- Task to complete: Starting at the line that contains "What does this", print every remaining line of the entries, unchanged, and output nothing more.

[Data records]

- - -

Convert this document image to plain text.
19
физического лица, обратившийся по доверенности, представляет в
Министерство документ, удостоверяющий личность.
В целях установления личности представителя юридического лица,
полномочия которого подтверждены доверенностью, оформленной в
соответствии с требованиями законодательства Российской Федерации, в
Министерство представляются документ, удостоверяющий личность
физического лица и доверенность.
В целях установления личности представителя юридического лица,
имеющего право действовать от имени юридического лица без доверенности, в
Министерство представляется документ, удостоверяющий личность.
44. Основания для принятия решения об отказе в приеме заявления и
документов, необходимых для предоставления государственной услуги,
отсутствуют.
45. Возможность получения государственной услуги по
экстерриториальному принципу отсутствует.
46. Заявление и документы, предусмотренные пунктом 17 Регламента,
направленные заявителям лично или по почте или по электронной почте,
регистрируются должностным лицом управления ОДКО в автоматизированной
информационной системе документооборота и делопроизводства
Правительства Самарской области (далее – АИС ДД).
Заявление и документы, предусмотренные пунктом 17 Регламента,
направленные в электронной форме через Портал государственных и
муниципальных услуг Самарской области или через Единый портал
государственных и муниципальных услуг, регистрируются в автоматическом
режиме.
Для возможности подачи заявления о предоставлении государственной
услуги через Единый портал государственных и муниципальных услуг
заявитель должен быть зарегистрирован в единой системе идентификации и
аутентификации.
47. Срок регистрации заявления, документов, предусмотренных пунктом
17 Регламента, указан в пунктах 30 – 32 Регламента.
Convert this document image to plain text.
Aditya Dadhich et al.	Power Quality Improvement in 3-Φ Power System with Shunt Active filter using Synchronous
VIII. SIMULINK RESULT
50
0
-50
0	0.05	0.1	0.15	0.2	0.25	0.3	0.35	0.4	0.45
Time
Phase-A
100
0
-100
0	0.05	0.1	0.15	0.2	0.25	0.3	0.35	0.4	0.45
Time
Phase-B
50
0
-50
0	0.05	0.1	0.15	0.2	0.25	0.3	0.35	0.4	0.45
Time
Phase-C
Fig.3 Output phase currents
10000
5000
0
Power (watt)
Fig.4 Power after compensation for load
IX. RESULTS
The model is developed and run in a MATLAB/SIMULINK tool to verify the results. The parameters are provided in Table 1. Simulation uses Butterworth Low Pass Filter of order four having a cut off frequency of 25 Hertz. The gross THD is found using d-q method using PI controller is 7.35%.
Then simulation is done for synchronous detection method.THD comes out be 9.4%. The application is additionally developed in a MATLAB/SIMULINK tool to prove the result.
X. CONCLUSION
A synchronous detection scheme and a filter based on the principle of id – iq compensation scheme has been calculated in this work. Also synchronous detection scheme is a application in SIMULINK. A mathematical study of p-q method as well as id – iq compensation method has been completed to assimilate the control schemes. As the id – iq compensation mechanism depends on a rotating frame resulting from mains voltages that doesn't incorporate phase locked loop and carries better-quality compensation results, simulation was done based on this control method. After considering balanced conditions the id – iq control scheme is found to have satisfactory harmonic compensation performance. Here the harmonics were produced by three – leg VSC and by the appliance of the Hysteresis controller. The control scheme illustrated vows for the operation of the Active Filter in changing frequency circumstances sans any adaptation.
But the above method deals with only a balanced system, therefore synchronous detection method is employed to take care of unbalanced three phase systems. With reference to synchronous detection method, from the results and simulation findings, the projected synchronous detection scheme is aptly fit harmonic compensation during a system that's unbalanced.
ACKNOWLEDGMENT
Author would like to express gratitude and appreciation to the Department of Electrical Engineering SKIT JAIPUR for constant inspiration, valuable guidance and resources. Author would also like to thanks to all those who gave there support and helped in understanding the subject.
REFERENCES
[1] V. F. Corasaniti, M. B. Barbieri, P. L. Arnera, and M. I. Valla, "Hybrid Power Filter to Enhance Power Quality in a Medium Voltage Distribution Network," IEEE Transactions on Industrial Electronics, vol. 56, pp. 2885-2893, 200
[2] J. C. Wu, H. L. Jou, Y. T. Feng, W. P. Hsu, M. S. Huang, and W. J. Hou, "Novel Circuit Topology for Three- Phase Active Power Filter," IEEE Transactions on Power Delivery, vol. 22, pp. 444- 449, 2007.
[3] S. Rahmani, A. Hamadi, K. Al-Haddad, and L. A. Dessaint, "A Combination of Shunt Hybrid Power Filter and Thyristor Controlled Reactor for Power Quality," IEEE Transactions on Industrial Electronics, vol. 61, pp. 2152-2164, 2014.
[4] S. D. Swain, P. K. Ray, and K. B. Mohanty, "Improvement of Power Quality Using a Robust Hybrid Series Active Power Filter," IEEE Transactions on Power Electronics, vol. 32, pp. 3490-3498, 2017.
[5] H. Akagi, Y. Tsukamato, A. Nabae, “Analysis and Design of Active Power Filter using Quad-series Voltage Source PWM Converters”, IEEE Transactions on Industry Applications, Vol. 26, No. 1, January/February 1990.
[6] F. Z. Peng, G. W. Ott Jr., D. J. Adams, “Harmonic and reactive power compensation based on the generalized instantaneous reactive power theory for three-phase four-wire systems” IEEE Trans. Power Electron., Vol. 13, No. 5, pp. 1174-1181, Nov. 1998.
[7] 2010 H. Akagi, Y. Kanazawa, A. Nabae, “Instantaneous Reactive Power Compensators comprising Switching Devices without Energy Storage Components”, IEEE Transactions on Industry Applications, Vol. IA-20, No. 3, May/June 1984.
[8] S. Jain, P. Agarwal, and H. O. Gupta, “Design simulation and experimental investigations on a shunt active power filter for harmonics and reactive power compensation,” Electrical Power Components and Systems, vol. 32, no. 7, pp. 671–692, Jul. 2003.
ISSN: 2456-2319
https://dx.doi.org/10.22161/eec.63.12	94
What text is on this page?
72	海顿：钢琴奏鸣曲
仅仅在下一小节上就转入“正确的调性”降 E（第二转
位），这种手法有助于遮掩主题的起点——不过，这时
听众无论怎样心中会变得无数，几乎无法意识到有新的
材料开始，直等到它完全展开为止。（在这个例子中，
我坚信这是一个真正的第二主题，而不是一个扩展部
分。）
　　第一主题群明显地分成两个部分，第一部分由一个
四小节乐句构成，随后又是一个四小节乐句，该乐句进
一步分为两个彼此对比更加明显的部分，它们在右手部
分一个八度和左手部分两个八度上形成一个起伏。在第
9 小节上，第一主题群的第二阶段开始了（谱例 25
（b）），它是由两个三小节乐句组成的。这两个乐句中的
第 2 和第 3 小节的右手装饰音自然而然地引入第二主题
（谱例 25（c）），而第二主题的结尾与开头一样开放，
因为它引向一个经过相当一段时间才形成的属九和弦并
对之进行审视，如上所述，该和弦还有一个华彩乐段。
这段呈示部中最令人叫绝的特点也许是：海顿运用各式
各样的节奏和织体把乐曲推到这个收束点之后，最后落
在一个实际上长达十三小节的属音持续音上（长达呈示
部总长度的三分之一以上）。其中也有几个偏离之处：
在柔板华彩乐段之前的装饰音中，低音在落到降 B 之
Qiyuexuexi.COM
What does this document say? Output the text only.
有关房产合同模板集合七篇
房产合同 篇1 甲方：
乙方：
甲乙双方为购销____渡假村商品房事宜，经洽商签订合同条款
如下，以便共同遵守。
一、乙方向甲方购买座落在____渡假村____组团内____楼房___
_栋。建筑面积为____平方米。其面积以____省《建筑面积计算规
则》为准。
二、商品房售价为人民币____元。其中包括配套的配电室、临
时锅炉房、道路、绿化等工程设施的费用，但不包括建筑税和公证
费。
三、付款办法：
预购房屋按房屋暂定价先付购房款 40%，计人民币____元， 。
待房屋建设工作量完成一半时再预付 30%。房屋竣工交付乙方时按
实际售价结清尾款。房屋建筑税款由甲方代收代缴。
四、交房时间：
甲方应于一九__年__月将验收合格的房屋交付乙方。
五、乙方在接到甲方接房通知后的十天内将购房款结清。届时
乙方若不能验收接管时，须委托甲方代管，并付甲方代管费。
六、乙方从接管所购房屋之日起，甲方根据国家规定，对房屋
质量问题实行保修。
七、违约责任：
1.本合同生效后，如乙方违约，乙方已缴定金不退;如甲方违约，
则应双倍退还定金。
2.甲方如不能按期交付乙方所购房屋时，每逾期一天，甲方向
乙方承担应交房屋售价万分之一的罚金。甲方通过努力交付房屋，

- - -

- Response to this task:
What does this document say? Output the text only.
有关房产合同模板集合七篇
房产合同 篇1 甲方：
乙方：
甲乙双方为购销____渡假村商品房事宜，经洽商签订合同条款
如下，以便共同遵守。
一、乙方向甲方购买座落在____渡假村____组团内____楼房___
_栋。建筑面积为____平方米。其面积以____省《建筑面积计算规
则》为准。
二、商品房售价为人民币____元。其中包括配套的配电室、临
时锅炉房、道路、绿化等工程设施的费用，但不包括建筑税和公证
费。
三、付款办法：
预购房屋按房屋暂定价先付购房款 40%，计人民币____元， 。
待房屋建设工作量完成一半时再预付 30%。房屋竣工交付乙方时按
实际售价结清尾款。房屋建筑税款由甲方代收代缴。
四、交房时间：
甲方应于一九__年__月将验收合格的房屋交付乙方。
五、乙方在接到甲方接房通知后的十天内将购房款结清。届时
乙方若不能验收接管时，须委托甲方代管，并付甲方代管费。
六、乙方从接管所购房屋之日起，甲方根据国家规定，对房屋
质量问题实行保修。
七、违约责任：
1.本合同生效后，如乙方违约，乙方已缴定金不退;如甲方违约，
则应双倍退还定金。
2.甲方如不能按期交付乙方所购房屋时，每逾期一天，甲方向
乙方承担应交房屋售价万分之一的罚金。甲方通过努力交付房屋，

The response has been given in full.